TASK INSTRUCTIONS -
Retype each line of the material exactly, please, skipping any picture in it.

Stored data entries:
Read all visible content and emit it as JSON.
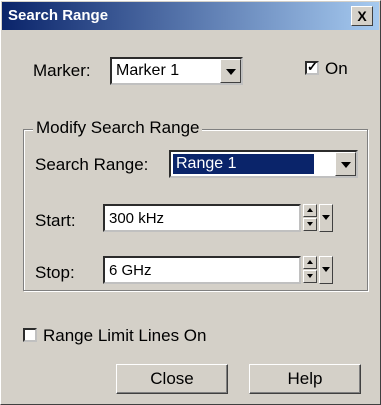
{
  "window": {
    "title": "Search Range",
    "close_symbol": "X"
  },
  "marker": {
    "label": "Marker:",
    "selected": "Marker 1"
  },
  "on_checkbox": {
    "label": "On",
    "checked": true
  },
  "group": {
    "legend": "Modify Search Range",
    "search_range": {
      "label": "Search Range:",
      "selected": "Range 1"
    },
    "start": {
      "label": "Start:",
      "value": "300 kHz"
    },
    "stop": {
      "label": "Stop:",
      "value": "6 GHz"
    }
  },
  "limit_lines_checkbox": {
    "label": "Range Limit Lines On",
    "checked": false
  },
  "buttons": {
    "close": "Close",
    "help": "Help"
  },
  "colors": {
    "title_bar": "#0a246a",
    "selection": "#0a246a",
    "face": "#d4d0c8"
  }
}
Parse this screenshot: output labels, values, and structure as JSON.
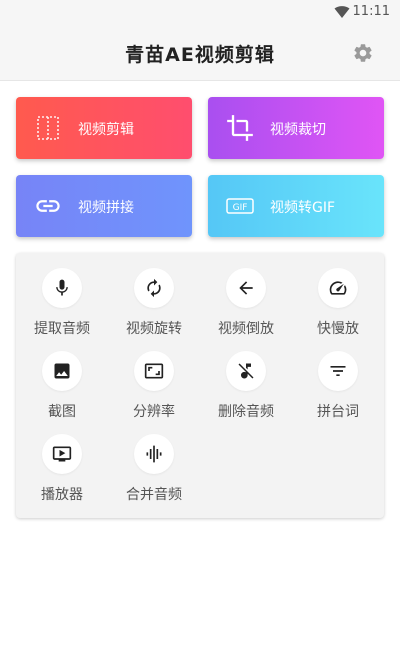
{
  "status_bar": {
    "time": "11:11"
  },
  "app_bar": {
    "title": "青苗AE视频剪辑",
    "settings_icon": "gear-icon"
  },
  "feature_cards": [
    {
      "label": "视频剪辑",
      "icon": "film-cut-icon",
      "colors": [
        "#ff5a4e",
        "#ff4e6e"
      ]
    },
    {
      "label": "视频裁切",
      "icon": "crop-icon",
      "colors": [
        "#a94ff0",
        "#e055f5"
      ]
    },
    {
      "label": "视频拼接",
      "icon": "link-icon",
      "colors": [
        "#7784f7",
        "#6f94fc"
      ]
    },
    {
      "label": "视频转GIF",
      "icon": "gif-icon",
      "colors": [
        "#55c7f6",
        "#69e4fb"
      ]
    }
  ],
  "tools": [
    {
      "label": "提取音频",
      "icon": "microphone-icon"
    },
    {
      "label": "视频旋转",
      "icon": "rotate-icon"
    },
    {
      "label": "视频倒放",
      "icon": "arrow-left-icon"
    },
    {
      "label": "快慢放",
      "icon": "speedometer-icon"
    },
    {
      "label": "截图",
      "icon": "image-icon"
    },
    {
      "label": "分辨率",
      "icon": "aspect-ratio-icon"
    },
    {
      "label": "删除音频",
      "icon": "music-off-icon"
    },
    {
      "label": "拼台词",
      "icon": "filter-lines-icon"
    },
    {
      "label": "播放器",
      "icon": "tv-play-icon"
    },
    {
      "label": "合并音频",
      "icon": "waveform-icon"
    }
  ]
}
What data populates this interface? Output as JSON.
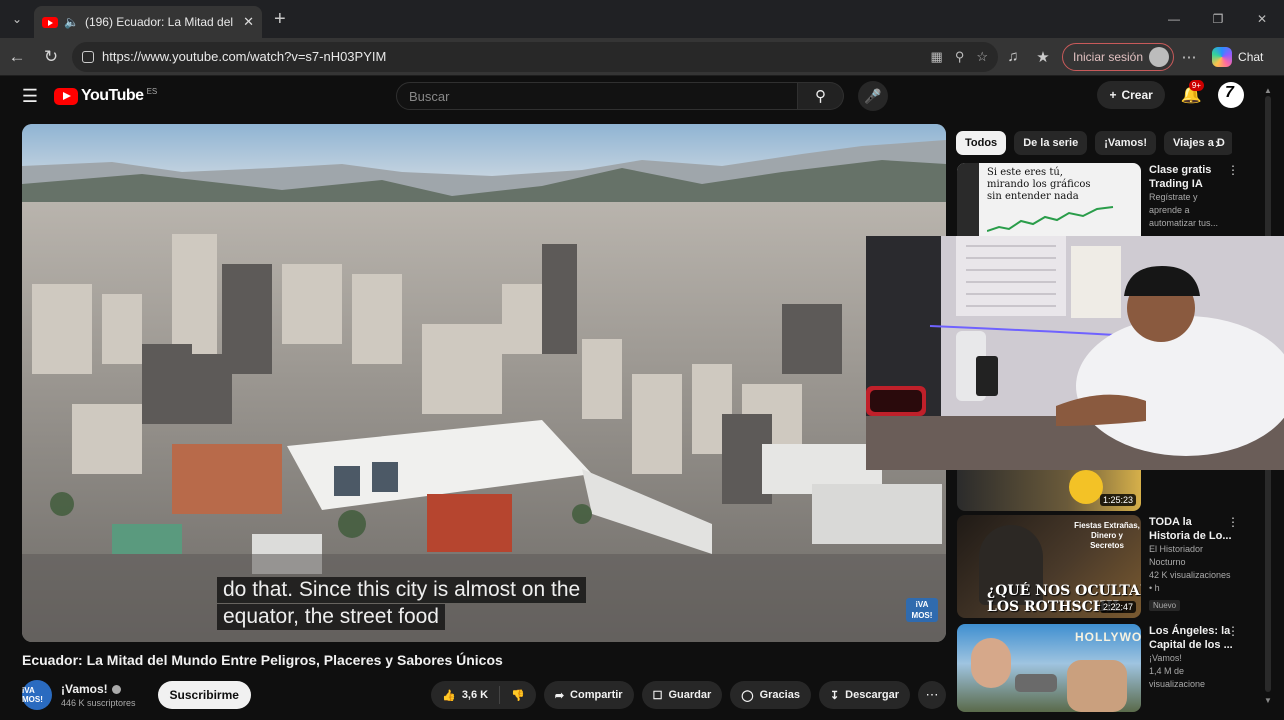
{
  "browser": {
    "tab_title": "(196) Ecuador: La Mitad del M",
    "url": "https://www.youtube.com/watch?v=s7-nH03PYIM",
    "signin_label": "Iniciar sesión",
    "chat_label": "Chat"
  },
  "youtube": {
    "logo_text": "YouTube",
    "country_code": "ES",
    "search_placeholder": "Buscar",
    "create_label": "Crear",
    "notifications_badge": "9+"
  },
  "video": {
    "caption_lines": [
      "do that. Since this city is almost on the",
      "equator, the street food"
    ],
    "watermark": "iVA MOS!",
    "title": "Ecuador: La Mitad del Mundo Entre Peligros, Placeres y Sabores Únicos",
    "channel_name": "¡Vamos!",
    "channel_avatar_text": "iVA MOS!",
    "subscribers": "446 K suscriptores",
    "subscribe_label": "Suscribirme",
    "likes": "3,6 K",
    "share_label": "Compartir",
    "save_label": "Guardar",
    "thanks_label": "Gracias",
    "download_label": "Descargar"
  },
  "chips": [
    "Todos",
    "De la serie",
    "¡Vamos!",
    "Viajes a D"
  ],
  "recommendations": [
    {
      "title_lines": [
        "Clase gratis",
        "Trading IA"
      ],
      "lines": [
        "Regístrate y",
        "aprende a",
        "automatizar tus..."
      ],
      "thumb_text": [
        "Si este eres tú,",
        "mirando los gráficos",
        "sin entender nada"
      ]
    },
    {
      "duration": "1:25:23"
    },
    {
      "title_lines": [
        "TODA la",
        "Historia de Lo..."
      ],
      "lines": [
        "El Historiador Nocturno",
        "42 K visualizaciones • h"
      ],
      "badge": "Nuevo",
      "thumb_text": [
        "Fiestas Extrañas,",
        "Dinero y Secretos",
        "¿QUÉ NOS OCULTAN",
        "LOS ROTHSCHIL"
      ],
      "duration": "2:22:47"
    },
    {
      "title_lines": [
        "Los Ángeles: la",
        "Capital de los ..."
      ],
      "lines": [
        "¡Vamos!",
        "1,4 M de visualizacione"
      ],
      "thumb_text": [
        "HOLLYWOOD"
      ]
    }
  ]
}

FINAL ANSWER -
Read all visible content and emit it as JSON.
{
  "window": {
    "title": "Search Range",
    "close_symbol": "X"
  },
  "marker": {
    "label": "Marker:",
    "selected": "Marker 1"
  },
  "on_checkbox": {
    "label": "On",
    "checked": true
  },
  "group": {
    "legend": "Modify Search Range",
    "search_range": {
      "label": "Search Range:",
      "selected": "Range 1"
    },
    "start": {
      "label": "Start:",
      "value": "300 kHz"
    },
    "stop": {
      "label": "Stop:",
      "value": "6 GHz"
    }
  },
  "limit_lines_checkbox": {
    "label": "Range Limit Lines On",
    "checked": false
  },
  "buttons": {
    "close": "Close",
    "help": "Help"
  },
  "colors": {
    "title_bar": "#0a246a",
    "selection": "#0a246a",
    "face": "#d4d0c8"
  }
}
Parse this screenshot: output labels, values, and structure as JSON.
{
  "status_bar": {
    "time": "11:11"
  },
  "app_bar": {
    "title": "青苗AE视频剪辑",
    "settings_icon": "gear-icon"
  },
  "feature_cards": [
    {
      "label": "视频剪辑",
      "icon": "film-cut-icon",
      "colors": [
        "#ff5a4e",
        "#ff4e6e"
      ]
    },
    {
      "label": "视频裁切",
      "icon": "crop-icon",
      "colors": [
        "#a94ff0",
        "#e055f5"
      ]
    },
    {
      "label": "视频拼接",
      "icon": "link-icon",
      "colors": [
        "#7784f7",
        "#6f94fc"
      ]
    },
    {
      "label": "视频转GIF",
      "icon": "gif-icon",
      "colors": [
        "#55c7f6",
        "#69e4fb"
      ]
    }
  ],
  "tools": [
    {
      "label": "提取音频",
      "icon": "microphone-icon"
    },
    {
      "label": "视频旋转",
      "icon": "rotate-icon"
    },
    {
      "label": "视频倒放",
      "icon": "arrow-left-icon"
    },
    {
      "label": "快慢放",
      "icon": "speedometer-icon"
    },
    {
      "label": "截图",
      "icon": "image-icon"
    },
    {
      "label": "分辨率",
      "icon": "aspect-ratio-icon"
    },
    {
      "label": "删除音频",
      "icon": "music-off-icon"
    },
    {
      "label": "拼台词",
      "icon": "filter-lines-icon"
    },
    {
      "label": "播放器",
      "icon": "tv-play-icon"
    },
    {
      "label": "合并音频",
      "icon": "waveform-icon"
    }
  ]
}
What data populates this interface? Output as JSON.
{
  "browser": {
    "tab_title": "(196) Ecuador: La Mitad del M",
    "url": "https://www.youtube.com/watch?v=s7-nH03PYIM",
    "signin_label": "Iniciar sesión",
    "chat_label": "Chat"
  },
  "youtube": {
    "logo_text": "YouTube",
    "country_code": "ES",
    "search_placeholder": "Buscar",
    "create_label": "Crear",
    "notifications_badge": "9+"
  },
  "video": {
    "caption_lines": [
      "do that. Since this city is almost on the",
      "equator, the street food"
    ],
    "watermark": "iVA MOS!",
    "title": "Ecuador: La Mitad del Mundo Entre Peligros, Placeres y Sabores Únicos",
    "channel_name": "¡Vamos!",
    "channel_avatar_text": "iVA MOS!",
    "subscribers": "446 K suscriptores",
    "subscribe_label": "Suscribirme",
    "likes": "3,6 K",
    "share_label": "Compartir",
    "save_label": "Guardar",
    "thanks_label": "Gracias",
    "download_label": "Descargar"
  },
  "chips": [
    "Todos",
    "De la serie",
    "¡Vamos!",
    "Viajes a D"
  ],
  "recommendations": [
    {
      "title_lines": [
        "Clase gratis",
        "Trading IA"
      ],
      "lines": [
        "Regístrate y",
        "aprende a",
        "automatizar tus..."
      ],
      "thumb_text": [
        "Si este eres tú,",
        "mirando los gráficos",
        "sin entender nada"
      ]
    },
    {
      "duration": "1:25:23"
    },
    {
      "title_lines": [
        "TODA la",
        "Historia de Lo..."
      ],
      "lines": [
        "El Historiador Nocturno",
        "42 K visualizaciones • h"
      ],
      "badge": "Nuevo",
      "thumb_text": [
        "Fiestas Extrañas,",
        "Dinero y Secretos",
        "¿QUÉ NOS OCULTAN",
        "LOS ROTHSCHIL"
      ],
      "duration": "2:22:47"
    },
    {
      "title_lines": [
        "Los Ángeles: la",
        "Capital de los ..."
      ],
      "lines": [
        "¡Vamos!",
        "1,4 M de visualizacione"
      ],
      "thumb_text": [
        "HOLLYWOOD"
      ]
    }
  ]
}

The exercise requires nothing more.